* **TO BE DONE**
Extract, from the records beneath this instruction, each line that contains the word "English".

* **PROVIDED MATERIAL**
------------------------------------

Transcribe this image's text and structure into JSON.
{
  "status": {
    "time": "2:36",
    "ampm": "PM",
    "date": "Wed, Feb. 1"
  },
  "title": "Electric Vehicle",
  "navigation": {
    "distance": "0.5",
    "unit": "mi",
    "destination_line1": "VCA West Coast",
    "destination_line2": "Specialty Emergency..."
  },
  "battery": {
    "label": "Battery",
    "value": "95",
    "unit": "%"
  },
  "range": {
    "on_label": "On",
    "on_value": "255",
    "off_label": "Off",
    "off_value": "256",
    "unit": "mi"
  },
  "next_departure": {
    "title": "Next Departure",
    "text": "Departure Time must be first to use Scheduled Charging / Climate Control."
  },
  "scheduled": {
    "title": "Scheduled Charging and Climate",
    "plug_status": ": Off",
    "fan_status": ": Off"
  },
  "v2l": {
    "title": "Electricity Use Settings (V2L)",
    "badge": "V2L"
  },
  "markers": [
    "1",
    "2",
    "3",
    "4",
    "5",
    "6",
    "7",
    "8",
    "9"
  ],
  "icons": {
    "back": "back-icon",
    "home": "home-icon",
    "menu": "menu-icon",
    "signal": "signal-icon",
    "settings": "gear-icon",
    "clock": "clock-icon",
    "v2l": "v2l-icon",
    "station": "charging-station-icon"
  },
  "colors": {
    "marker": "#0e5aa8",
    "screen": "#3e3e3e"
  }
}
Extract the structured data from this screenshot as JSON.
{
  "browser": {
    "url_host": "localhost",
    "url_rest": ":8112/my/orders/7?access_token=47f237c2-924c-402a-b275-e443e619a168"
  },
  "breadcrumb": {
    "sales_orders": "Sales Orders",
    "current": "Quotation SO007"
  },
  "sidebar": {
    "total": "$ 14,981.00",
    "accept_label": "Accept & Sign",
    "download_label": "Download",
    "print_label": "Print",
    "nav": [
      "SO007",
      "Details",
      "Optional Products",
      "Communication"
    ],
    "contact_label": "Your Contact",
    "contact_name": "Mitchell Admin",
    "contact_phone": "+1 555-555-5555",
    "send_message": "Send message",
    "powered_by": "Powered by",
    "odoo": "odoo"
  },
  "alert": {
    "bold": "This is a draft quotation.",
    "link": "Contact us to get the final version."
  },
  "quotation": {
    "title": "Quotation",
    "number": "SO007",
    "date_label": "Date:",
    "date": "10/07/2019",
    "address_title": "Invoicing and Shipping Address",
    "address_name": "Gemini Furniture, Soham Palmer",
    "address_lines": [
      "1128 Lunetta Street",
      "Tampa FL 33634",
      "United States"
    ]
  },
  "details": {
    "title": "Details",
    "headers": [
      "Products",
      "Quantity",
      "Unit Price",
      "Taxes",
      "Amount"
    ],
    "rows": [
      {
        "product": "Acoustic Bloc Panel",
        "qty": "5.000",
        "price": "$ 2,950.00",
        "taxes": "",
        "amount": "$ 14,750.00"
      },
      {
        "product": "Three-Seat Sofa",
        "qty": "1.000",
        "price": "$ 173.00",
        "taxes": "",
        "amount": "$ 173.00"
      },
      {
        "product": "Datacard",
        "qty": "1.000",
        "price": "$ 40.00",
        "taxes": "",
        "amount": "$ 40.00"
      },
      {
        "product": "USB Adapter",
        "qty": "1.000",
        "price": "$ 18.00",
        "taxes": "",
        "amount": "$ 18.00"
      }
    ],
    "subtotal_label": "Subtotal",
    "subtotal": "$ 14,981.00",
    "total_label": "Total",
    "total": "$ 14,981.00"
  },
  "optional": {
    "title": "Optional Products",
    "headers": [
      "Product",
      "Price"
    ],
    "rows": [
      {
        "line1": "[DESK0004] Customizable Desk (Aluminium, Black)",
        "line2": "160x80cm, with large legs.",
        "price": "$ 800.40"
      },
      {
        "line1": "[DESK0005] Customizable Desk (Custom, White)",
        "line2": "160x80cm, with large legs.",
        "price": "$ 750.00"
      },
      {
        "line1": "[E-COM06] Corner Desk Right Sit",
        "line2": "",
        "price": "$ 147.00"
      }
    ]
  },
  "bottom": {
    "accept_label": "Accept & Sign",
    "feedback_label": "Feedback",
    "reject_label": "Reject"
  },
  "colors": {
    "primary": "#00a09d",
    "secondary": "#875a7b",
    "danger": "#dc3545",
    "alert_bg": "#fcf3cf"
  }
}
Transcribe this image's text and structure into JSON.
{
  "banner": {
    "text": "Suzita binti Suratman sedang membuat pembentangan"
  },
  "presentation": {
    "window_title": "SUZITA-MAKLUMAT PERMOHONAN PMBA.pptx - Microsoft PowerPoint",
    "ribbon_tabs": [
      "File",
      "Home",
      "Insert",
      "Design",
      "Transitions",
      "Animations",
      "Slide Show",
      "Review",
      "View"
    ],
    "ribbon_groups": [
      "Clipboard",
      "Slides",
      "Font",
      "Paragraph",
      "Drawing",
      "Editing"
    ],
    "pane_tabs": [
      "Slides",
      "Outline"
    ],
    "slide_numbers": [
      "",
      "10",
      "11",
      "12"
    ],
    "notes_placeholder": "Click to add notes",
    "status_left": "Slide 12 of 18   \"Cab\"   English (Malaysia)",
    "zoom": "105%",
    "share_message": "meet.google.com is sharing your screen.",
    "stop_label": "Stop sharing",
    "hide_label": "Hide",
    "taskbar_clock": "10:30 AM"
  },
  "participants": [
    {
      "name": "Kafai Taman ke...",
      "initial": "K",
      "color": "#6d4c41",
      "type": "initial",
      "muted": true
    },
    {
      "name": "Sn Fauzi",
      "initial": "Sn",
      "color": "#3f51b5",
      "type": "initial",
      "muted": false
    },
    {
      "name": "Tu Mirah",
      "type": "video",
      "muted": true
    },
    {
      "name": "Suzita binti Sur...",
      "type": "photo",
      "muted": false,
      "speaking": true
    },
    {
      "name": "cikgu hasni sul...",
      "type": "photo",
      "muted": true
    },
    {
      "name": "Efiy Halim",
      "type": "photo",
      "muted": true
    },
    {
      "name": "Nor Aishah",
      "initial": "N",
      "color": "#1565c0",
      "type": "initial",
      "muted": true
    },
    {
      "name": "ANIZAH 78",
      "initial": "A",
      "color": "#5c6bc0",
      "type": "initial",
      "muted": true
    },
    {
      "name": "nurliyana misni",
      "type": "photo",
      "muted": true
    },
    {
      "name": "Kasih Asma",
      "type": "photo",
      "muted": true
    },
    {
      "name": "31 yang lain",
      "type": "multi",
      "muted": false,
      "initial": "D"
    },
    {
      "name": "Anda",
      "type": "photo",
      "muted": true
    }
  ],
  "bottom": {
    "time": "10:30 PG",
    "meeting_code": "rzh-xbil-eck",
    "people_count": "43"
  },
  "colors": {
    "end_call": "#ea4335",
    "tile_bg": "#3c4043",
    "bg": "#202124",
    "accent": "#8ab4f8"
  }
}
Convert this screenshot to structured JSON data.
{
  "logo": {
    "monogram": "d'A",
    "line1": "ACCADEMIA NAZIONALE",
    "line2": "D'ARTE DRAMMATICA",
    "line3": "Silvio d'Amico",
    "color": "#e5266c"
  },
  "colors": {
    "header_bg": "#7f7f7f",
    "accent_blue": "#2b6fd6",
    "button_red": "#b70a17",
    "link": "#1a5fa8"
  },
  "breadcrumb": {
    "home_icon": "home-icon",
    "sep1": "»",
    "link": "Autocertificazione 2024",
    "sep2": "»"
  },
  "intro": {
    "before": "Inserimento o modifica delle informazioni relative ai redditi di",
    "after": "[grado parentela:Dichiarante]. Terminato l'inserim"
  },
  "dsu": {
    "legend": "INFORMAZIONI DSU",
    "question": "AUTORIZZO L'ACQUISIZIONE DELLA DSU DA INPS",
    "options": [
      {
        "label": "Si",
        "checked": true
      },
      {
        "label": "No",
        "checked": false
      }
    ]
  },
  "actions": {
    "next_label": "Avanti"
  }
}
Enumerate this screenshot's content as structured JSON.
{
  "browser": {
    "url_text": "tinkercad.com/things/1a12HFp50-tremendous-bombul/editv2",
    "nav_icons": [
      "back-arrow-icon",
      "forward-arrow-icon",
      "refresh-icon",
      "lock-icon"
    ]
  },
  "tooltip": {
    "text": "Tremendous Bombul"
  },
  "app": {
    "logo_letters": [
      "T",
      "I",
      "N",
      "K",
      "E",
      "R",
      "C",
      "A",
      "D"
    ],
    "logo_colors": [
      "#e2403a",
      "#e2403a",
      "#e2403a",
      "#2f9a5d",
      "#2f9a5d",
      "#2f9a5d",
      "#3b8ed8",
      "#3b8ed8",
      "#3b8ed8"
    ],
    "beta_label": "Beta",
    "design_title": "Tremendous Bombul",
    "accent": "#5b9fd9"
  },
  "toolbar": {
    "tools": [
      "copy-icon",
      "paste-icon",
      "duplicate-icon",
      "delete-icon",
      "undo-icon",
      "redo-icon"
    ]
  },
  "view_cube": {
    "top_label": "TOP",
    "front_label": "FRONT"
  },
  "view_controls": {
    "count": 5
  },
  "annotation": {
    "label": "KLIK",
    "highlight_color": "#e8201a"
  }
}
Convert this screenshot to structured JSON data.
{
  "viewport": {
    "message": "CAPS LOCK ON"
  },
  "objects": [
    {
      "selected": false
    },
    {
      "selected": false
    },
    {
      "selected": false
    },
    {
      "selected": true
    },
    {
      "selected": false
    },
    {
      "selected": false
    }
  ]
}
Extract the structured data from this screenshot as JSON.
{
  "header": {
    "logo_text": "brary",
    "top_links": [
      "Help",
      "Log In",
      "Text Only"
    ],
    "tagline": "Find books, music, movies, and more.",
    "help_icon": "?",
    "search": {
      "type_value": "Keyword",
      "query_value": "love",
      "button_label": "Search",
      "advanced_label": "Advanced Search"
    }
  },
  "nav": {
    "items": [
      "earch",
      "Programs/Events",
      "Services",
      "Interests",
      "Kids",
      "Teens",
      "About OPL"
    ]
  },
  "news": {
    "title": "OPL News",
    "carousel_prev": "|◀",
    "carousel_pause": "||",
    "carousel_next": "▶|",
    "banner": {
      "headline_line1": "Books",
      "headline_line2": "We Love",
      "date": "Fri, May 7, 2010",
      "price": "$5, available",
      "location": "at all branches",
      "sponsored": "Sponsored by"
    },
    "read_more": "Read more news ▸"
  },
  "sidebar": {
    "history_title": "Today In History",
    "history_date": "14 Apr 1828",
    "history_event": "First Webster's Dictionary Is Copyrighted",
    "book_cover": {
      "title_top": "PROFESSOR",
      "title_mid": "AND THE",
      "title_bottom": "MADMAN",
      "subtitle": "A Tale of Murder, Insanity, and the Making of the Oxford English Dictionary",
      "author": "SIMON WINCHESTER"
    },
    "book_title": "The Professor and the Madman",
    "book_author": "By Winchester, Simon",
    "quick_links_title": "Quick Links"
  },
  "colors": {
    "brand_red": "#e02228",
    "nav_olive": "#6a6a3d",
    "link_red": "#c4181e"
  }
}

------------------------------------

* **SOLUTION FOR THIS EXERCISE**
    "status_left": "Slide 12 of 18   \"Cab\"   English (Malaysia)",
      "subtitle": "A Tale of Murder, Insanity, and the Making of the Oxford English Dictionary",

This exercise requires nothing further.